*WORK TO COMPLETE*
Copy out lines with the word "detached" from the material that follows.

*RECORDS SUPPLIED*
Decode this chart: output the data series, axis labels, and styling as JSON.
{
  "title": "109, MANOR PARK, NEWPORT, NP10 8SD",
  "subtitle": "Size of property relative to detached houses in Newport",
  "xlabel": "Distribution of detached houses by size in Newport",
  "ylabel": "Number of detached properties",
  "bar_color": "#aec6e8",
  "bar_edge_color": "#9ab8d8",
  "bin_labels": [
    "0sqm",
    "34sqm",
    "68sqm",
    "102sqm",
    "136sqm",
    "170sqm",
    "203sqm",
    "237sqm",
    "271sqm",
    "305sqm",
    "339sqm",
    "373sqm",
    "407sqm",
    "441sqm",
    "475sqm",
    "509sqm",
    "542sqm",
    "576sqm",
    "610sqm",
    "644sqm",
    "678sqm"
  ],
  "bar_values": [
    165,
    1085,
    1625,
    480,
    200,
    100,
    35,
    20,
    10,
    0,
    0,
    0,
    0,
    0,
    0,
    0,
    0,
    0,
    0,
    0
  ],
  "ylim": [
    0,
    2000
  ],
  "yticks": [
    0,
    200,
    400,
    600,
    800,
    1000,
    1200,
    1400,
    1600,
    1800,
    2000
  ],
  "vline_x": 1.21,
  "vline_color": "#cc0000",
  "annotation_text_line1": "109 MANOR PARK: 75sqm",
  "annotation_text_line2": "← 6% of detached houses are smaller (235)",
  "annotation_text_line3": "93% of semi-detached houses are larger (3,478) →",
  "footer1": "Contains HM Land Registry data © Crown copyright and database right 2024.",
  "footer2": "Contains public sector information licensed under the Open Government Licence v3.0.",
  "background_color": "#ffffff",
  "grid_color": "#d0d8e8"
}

*REPLY*
  "subtitle": "Size of property relative to detached houses in Newport",
  "xlabel": "Distribution of detached houses by size in Newport",
  "ylabel": "Number of detached properties",
  "annotation_text_line2": "← 6% of detached houses are smaller (235)",
  "annotation_text_line3": "93% of semi-detached houses are larger (3,478) →",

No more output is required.